● Problem to work on: Find the line containing "Read this page and output its text content.", then output it and every line after it through the end of the listing below, exactly as written.
# start of Exercise materials
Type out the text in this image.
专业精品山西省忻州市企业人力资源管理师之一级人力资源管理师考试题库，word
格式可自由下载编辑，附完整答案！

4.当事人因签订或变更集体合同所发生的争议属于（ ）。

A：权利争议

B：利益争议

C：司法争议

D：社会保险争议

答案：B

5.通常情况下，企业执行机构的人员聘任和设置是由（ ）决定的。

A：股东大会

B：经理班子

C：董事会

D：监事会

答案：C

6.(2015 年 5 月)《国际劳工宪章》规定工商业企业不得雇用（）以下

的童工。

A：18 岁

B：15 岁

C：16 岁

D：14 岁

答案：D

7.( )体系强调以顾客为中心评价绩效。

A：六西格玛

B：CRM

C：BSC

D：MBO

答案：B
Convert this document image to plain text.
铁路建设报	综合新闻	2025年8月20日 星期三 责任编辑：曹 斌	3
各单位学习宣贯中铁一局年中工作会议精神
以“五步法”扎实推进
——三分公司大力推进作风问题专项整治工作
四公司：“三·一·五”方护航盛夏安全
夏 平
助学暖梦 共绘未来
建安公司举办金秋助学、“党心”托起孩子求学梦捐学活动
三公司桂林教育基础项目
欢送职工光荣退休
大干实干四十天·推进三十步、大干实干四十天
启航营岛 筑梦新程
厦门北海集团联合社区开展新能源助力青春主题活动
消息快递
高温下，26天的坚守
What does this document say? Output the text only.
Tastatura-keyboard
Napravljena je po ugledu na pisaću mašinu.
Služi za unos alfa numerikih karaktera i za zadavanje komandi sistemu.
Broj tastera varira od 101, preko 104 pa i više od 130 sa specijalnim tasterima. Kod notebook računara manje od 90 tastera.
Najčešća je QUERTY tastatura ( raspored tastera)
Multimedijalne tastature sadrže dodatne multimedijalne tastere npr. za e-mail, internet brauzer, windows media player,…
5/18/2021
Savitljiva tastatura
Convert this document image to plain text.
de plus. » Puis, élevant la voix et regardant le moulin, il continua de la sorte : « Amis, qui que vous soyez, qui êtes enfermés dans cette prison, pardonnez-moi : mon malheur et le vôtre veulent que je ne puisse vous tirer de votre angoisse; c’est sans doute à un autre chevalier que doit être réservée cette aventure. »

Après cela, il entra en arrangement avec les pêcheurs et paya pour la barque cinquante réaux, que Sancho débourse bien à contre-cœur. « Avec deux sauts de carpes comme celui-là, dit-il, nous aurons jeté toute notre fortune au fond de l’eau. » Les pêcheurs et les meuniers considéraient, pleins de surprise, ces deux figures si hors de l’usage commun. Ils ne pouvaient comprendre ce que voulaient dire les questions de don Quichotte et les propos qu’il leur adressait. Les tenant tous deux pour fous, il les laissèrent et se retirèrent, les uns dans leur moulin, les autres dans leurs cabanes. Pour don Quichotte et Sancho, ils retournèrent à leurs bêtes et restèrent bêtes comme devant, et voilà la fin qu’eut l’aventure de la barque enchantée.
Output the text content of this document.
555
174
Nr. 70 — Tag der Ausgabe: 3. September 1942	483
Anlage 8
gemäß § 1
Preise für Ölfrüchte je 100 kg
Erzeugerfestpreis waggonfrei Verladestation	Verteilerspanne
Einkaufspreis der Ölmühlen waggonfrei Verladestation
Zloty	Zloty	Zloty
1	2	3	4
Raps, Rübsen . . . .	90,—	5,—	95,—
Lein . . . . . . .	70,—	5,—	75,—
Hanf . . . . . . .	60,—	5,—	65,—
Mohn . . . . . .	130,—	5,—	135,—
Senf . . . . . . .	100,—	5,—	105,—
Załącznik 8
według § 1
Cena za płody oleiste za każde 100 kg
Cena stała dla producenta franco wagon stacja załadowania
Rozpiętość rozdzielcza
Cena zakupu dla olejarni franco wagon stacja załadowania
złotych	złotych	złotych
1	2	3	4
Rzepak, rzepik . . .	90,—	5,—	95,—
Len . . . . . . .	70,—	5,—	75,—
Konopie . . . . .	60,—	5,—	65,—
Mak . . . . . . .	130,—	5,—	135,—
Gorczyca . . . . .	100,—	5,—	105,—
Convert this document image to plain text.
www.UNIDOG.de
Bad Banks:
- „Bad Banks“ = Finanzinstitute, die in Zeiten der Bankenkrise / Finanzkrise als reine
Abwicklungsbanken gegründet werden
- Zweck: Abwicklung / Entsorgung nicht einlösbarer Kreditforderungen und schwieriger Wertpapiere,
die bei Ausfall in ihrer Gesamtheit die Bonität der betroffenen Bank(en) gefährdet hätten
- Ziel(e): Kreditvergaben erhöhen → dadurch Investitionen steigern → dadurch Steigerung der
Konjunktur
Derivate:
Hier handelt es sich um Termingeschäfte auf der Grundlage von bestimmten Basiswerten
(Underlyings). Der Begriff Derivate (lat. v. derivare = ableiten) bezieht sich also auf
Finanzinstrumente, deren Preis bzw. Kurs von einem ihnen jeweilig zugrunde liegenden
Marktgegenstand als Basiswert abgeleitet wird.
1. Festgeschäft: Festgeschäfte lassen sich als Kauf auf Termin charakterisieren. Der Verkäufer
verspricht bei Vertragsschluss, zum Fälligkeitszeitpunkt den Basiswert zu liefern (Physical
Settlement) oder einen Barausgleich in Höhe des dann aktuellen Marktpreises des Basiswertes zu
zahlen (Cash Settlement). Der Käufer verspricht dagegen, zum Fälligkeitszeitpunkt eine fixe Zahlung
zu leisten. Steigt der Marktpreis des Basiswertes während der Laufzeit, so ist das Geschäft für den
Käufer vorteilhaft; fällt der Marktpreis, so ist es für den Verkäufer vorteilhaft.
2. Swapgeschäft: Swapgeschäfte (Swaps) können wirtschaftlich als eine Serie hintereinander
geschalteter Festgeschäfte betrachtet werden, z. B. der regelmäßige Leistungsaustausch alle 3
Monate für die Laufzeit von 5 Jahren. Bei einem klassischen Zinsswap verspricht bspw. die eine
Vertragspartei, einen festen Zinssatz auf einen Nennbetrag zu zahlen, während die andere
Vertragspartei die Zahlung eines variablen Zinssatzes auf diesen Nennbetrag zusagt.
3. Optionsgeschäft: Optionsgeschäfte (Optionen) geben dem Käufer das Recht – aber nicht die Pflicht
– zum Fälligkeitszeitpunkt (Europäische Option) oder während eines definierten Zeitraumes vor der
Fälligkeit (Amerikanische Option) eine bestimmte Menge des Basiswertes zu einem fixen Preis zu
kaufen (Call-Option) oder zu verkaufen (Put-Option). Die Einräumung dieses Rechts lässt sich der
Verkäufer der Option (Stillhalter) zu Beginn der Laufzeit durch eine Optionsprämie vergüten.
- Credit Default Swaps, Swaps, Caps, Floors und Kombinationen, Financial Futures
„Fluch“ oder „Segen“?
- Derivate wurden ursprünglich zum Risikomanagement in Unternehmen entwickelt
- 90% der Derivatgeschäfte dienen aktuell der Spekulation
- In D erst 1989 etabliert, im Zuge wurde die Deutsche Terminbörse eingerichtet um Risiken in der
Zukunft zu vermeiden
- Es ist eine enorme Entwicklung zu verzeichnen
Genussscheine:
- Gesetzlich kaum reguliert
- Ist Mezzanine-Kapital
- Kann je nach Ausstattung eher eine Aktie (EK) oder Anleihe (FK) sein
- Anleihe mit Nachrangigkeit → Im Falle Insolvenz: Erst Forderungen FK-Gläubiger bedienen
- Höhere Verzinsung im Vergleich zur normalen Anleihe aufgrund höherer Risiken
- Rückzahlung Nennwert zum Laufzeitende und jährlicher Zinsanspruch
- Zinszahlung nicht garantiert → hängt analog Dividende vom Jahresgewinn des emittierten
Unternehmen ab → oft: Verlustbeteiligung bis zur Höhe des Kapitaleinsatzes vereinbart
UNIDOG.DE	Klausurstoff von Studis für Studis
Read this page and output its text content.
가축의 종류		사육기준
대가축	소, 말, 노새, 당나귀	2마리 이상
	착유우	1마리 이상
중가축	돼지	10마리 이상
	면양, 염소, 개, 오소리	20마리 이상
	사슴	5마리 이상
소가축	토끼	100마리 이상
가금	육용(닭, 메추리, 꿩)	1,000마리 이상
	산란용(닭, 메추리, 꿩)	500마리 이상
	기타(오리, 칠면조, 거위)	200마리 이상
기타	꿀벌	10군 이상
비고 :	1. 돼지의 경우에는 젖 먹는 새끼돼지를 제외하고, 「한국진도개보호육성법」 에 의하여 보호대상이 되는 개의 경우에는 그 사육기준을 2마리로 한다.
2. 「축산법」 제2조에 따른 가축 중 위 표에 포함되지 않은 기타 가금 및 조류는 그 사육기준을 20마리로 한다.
# end of Exercise materials
● Correct result:
Read this page and output its text content.
가축의 종류		사육기준
대가축	소, 말, 노새, 당나귀	2마리 이상
	착유우	1마리 이상
중가축	돼지	10마리 이상
	면양, 염소, 개, 오소리	20마리 이상
	사슴	5마리 이상
소가축	토끼	100마리 이상
가금	육용(닭, 메추리, 꿩)	1,000마리 이상
	산란용(닭, 메추리, 꿩)	500마리 이상
	기타(오리, 칠면조, 거위)	200마리 이상
기타	꿀벌	10군 이상
비고 :	1. 돼지의 경우에는 젖 먹는 새끼돼지를 제외하고, 「한국진도개보호육성법」 에 의하여 보호대상이 되는 개의 경우에는 그 사육기준을 2마리로 한다.
2. 「축산법」 제2조에 따른 가축 중 위 표에 포함되지 않은 기타 가금 및 조류는 그 사육기준을 20마리로 한다.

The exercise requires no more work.